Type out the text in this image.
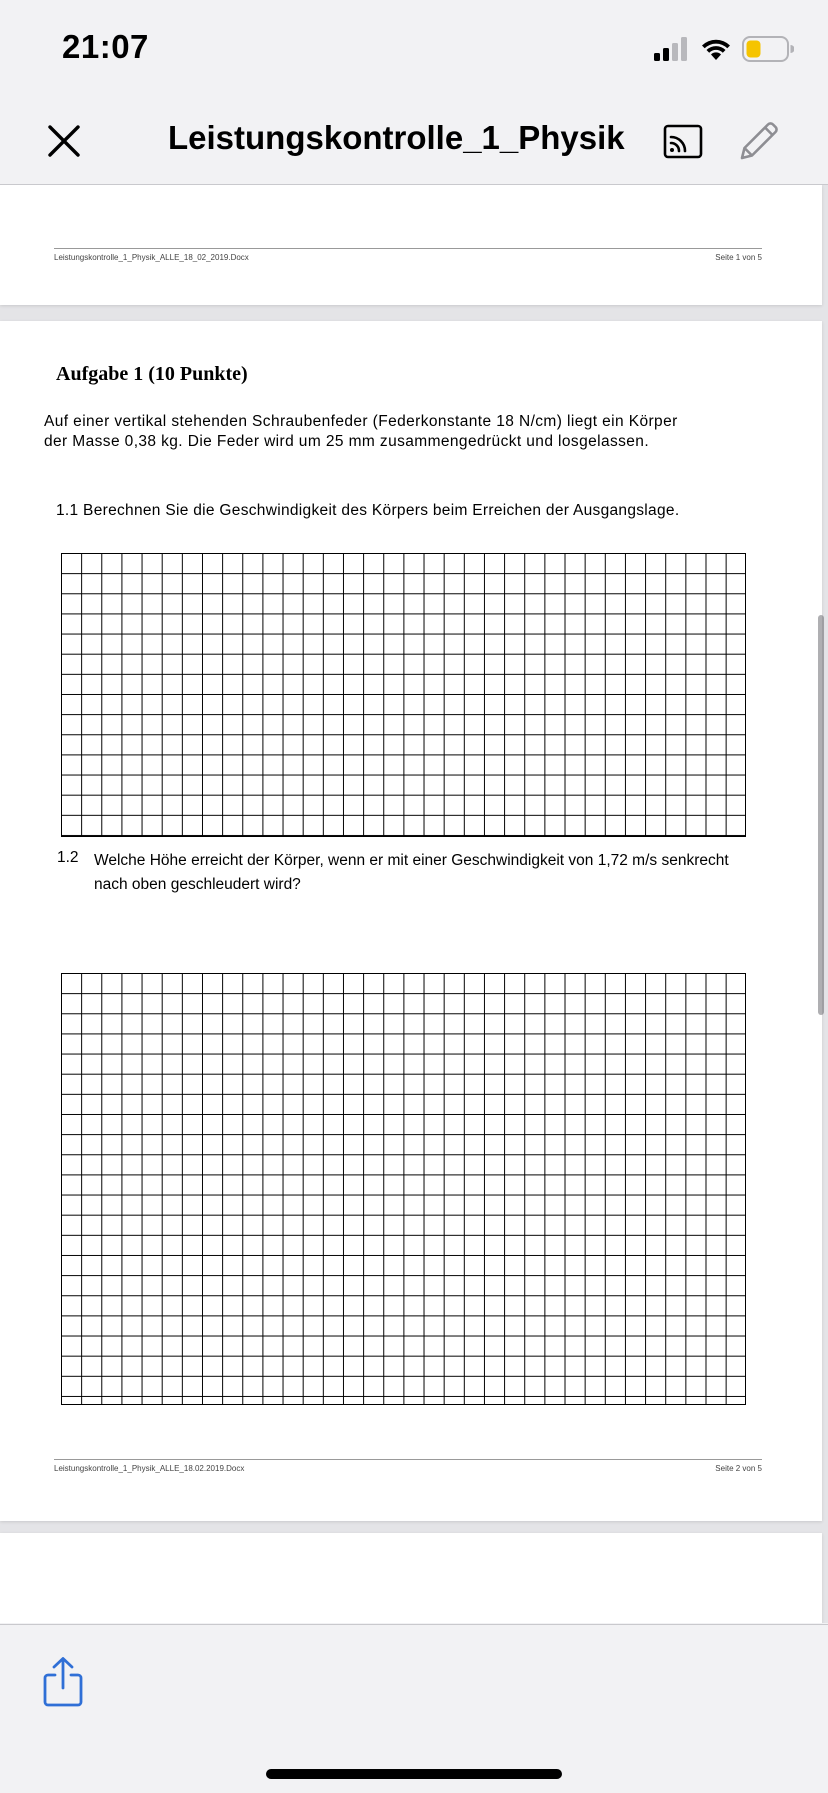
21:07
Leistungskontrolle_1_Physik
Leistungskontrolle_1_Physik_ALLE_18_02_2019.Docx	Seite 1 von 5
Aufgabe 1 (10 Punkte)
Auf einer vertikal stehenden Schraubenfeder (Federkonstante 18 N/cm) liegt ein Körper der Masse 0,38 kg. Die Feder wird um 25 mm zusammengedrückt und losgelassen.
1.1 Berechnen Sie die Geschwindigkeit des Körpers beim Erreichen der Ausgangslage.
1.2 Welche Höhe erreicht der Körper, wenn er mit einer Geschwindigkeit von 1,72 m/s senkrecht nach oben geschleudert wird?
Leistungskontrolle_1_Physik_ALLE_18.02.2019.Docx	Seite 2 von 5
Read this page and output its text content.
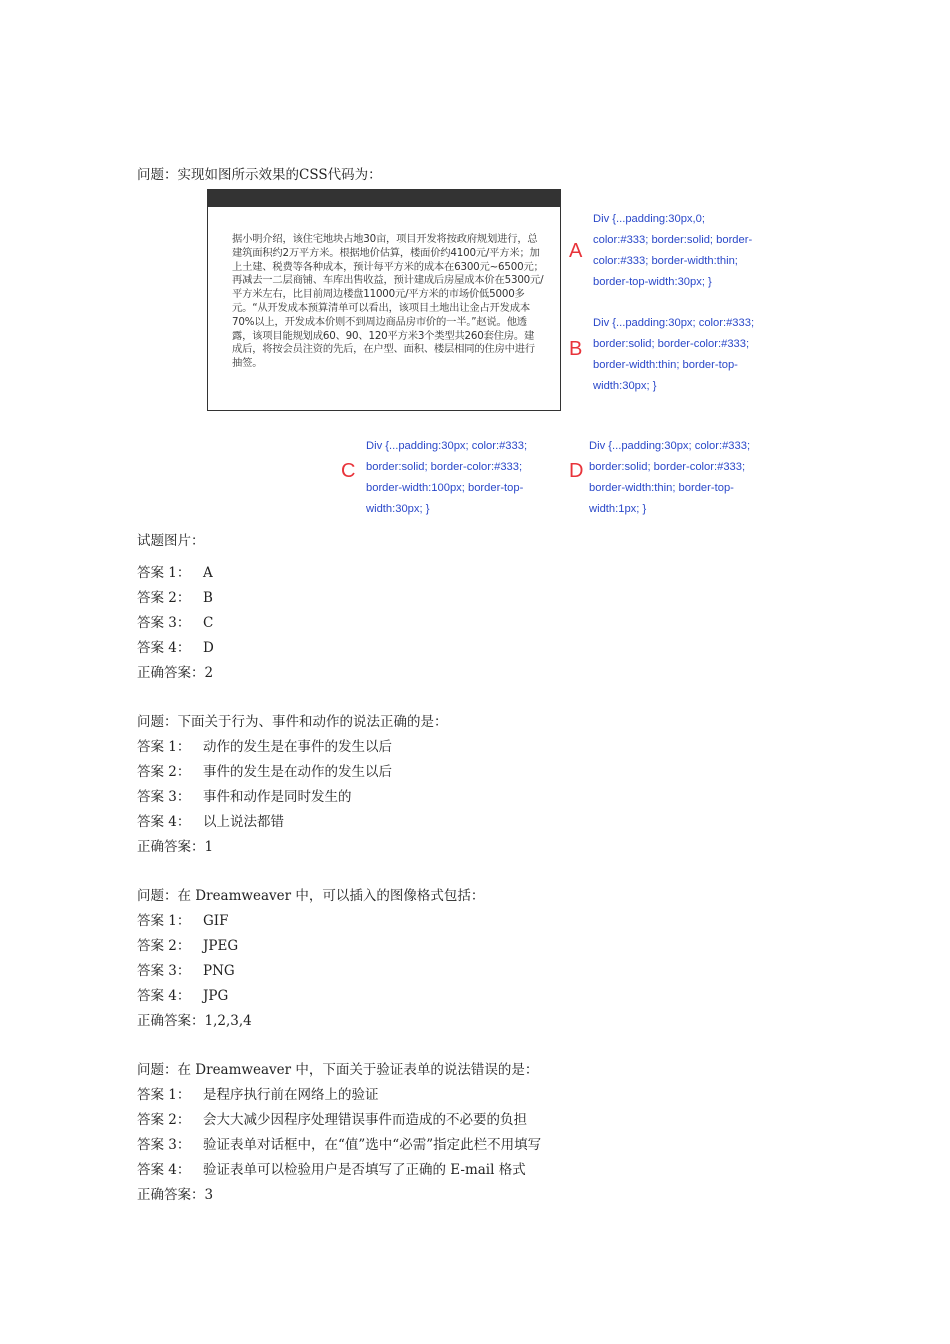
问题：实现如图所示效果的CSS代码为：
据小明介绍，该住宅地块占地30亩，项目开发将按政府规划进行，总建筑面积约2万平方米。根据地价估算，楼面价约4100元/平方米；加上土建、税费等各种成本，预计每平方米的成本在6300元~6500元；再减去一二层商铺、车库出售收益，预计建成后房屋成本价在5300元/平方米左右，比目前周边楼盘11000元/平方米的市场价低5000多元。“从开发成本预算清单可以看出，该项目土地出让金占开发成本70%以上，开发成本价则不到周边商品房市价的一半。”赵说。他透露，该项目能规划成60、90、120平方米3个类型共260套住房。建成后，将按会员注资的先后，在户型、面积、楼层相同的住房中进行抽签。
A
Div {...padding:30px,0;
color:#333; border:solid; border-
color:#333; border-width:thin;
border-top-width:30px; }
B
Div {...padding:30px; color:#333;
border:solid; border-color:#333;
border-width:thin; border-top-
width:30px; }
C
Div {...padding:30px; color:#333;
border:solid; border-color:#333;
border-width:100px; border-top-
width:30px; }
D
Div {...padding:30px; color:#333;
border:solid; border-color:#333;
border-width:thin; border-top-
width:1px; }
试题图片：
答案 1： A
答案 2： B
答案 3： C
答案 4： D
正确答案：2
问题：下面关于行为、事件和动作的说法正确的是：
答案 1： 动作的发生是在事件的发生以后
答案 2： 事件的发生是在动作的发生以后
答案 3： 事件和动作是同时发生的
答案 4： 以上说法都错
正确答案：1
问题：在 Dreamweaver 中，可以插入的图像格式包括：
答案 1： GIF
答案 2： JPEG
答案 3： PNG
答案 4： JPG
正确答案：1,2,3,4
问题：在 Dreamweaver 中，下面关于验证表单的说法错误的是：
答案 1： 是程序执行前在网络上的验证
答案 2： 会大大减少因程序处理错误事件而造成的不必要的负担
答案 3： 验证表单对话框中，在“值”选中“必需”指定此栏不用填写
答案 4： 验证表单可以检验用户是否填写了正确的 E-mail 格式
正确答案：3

---

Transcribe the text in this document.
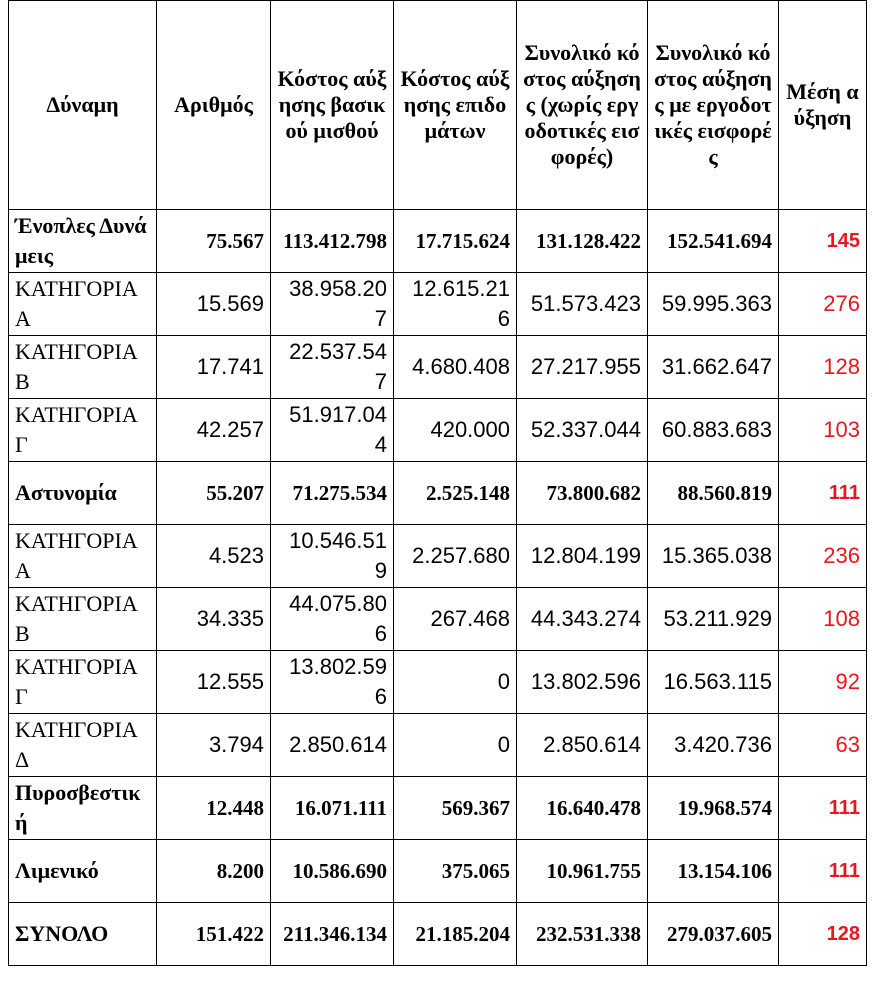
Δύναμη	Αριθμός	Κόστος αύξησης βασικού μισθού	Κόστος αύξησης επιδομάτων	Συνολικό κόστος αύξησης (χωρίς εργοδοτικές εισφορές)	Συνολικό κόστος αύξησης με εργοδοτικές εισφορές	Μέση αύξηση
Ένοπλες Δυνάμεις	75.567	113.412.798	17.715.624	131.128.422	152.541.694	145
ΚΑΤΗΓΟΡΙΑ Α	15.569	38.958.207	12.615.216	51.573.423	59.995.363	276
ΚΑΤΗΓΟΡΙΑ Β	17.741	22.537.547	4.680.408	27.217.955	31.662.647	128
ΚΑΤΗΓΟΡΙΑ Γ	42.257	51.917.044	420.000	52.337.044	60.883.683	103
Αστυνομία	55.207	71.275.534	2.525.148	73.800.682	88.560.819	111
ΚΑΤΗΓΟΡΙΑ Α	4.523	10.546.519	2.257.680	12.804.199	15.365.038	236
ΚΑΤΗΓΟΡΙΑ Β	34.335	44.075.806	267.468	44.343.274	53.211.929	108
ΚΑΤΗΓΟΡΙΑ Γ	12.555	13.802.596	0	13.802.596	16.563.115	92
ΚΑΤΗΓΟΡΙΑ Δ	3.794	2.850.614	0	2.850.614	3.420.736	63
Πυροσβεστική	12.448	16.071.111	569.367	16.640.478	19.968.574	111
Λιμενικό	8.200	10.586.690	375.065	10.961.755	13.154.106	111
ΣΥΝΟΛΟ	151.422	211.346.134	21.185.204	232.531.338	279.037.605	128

### TASK BRIEF
Work out how many lines in the records above hold the string "Geschwindigkeit", then give only that count.

### FINISHED TASK
2